[Image region annotations]
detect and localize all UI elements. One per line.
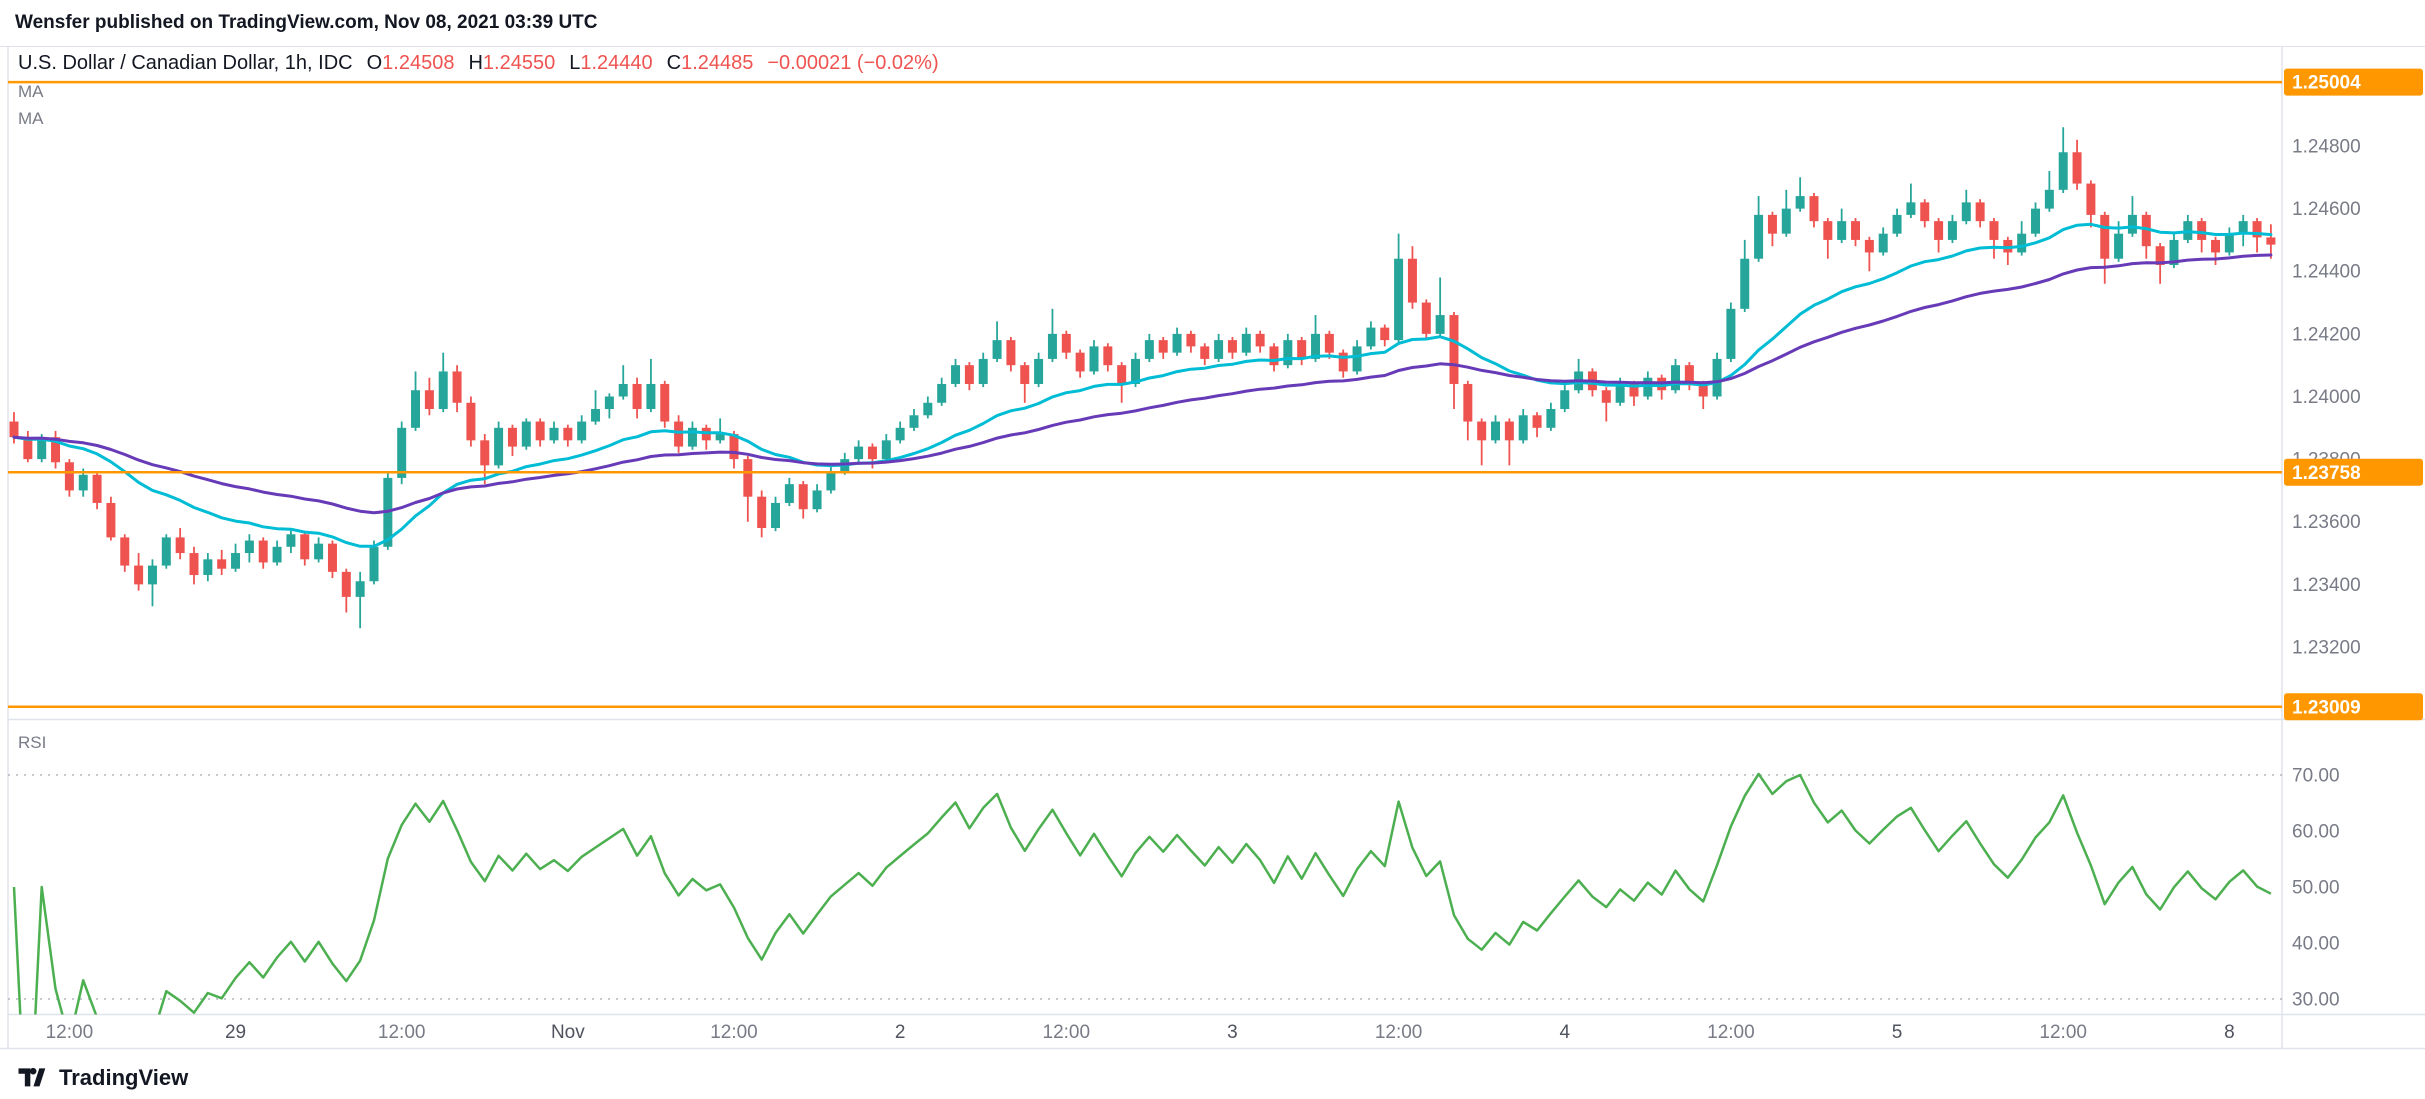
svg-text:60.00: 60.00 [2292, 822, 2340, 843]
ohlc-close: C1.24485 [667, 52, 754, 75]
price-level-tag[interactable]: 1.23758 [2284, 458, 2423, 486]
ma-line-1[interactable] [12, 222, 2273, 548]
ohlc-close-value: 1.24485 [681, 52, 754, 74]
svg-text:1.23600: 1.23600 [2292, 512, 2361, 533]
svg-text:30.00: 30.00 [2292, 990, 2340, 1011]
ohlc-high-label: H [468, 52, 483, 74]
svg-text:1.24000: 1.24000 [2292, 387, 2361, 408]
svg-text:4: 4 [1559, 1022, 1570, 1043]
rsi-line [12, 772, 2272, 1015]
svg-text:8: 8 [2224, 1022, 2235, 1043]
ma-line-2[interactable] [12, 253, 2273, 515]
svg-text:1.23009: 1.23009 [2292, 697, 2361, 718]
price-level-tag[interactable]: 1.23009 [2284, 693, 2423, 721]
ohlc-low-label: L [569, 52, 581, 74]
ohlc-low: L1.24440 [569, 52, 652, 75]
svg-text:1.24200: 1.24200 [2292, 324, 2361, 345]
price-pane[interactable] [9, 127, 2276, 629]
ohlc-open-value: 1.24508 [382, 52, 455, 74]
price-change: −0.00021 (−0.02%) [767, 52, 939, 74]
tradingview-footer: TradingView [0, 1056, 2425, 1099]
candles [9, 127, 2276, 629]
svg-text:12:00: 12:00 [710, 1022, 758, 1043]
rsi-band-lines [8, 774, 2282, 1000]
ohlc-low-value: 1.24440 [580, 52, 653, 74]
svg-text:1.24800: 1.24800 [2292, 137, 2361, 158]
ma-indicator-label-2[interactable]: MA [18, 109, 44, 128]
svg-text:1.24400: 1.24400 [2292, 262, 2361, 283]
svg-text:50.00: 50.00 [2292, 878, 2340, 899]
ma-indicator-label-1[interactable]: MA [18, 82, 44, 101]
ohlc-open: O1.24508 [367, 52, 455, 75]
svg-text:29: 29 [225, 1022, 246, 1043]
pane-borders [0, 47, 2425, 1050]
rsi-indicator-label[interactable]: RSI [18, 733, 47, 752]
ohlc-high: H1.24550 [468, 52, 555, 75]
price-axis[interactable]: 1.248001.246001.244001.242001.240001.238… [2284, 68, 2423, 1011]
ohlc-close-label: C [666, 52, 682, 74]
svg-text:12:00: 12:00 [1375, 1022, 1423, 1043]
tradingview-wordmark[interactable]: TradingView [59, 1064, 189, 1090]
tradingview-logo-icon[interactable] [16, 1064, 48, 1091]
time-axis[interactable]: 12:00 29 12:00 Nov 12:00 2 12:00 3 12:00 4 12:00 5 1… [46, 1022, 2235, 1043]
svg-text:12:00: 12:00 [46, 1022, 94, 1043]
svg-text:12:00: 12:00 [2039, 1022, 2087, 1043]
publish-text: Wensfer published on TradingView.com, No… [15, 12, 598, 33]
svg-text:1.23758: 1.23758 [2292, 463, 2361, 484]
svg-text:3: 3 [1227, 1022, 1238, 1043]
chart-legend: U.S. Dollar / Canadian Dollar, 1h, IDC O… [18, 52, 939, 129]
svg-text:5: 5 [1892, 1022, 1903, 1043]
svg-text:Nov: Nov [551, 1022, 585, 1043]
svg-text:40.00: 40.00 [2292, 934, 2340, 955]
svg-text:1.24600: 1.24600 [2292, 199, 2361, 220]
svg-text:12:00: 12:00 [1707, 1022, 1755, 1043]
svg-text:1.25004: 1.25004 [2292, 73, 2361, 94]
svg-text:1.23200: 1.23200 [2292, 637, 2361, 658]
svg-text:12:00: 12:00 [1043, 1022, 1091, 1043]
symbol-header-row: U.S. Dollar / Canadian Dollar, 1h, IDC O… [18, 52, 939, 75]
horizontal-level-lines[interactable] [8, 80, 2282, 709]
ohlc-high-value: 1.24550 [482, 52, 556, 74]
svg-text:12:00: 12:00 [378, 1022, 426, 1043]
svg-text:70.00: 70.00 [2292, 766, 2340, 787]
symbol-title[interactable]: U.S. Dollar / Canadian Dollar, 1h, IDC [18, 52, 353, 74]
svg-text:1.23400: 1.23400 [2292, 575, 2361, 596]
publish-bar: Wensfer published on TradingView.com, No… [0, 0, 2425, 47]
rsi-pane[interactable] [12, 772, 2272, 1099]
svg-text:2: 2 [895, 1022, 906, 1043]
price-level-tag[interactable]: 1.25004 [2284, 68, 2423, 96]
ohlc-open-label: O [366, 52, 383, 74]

What to work on
Change "svg-text" to "axis-text" everywhere in the data above, and write all of the lines out again with nothing else altered. Omit the pictures from your answer.

Output for this exercise
detect and localize all UI elements. One per line.
axis-text:60.00: 60.00 [2292, 822, 2340, 843]
ohlc-close: C1.24485 [667, 52, 754, 75]
price-level-tag[interactable]: 1.23758 [2284, 458, 2423, 486]
ma-line-1[interactable] [12, 222, 2273, 548]
ohlc-close-value: 1.24485 [681, 52, 754, 74]
axis-text:1.23600: 1.23600 [2292, 512, 2361, 533]
axis-text:30.00: 30.00 [2292, 990, 2340, 1011]
ohlc-high-label: H [468, 52, 483, 74]
axis-text:1.24000: 1.24000 [2292, 387, 2361, 408]
axis-text:4: 4 [1559, 1022, 1570, 1043]
rsi-line [12, 772, 2272, 1015]
axis-text:8: 8 [2224, 1022, 2235, 1043]
ma-line-2[interactable] [12, 253, 2273, 515]
axis-text:1.23009: 1.23009 [2292, 697, 2361, 718]
price-level-tag[interactable]: 1.23009 [2284, 693, 2423, 721]
ohlc-low-label: L [569, 52, 581, 74]
ohlc-low: L1.24440 [569, 52, 652, 75]
axis-text:1.24200: 1.24200 [2292, 324, 2361, 345]
price-pane[interactable] [9, 127, 2276, 629]
ohlc-open-value: 1.24508 [382, 52, 455, 74]
price-change: −0.00021 (−0.02%) [767, 52, 939, 74]
tradingview-footer: TradingView [0, 1056, 2425, 1099]
candles [9, 127, 2276, 629]
axis-text:12:00: 12:00 [710, 1022, 758, 1043]
rsi-band-lines [8, 774, 2282, 1000]
ohlc-low-value: 1.24440 [580, 52, 653, 74]
axis-text:1.24800: 1.24800 [2292, 137, 2361, 158]
ma-indicator-label-2[interactable]: MA [18, 109, 44, 128]
axis-text:1.24400: 1.24400 [2292, 262, 2361, 283]
axis-text:50.00: 50.00 [2292, 878, 2340, 899]
ma-indicator-label-1[interactable]: MA [18, 82, 44, 101]
ohlc-open: O1.24508 [367, 52, 455, 75]
axis-text:29: 29 [225, 1022, 246, 1043]
pane-borders [0, 47, 2425, 1050]
rsi-indicator-label[interactable]: RSI [18, 733, 47, 752]
ohlc-high: H1.24550 [468, 52, 555, 75]
price-axis[interactable]: 1.248001.246001.244001.242001.240001.238… [2284, 68, 2423, 1011]
ohlc-close-label: C [666, 52, 682, 74]
axis-text:12:00: 12:00 [1375, 1022, 1423, 1043]
tradingview-wordmark[interactable]: TradingView [59, 1064, 189, 1090]
tradingview-logo-icon[interactable] [16, 1064, 48, 1091]
time-axis[interactable]: 12:00 29 12:00 Nov 12:00 2 12:00 3 12:00 4 12:00 5 1… [46, 1022, 2235, 1043]
axis-text:12:00: 12:00 [46, 1022, 94, 1043]
axis-text:12:00: 12:00 [2039, 1022, 2087, 1043]
publish-text: Wensfer published on TradingView.com, No… [15, 12, 598, 33]
axis-text:1.23758: 1.23758 [2292, 463, 2361, 484]
axis-text:3: 3 [1227, 1022, 1238, 1043]
chart-legend: U.S. Dollar / Canadian Dollar, 1h, IDC O… [18, 52, 939, 129]
axis-text:5: 5 [1892, 1022, 1903, 1043]
axis-text:Nov: Nov [551, 1022, 585, 1043]
axis-text:40.00: 40.00 [2292, 934, 2340, 955]
axis-text:1.24600: 1.24600 [2292, 199, 2361, 220]
axis-text:12:00: 12:00 [1707, 1022, 1755, 1043]
axis-text:1.25004: 1.25004 [2292, 73, 2361, 94]
axis-text:1.23200: 1.23200 [2292, 637, 2361, 658]
axis-text:12:00: 12:00 [1043, 1022, 1091, 1043]
symbol-header-row: U.S. Dollar / Canadian Dollar, 1h, IDC O… [18, 52, 939, 75]
horizontal-level-lines[interactable] [8, 80, 2282, 709]
ohlc-high-value: 1.24550 [482, 52, 556, 74]
axis-text:12:00: 12:00 [378, 1022, 426, 1043]
axis-text:70.00: 70.00 [2292, 766, 2340, 787]
symbol-title[interactable]: U.S. Dollar / Canadian Dollar, 1h, IDC [18, 52, 353, 74]
axis-text:1.23400: 1.23400 [2292, 575, 2361, 596]
publish-bar: Wensfer published on TradingView.com, No… [0, 0, 2425, 47]
rsi-pane[interactable] [12, 772, 2272, 1099]
axis-text:2: 2 [895, 1022, 906, 1043]
price-level-tag[interactable]: 1.25004 [2284, 68, 2423, 96]
ohlc-open-label: O [366, 52, 383, 74]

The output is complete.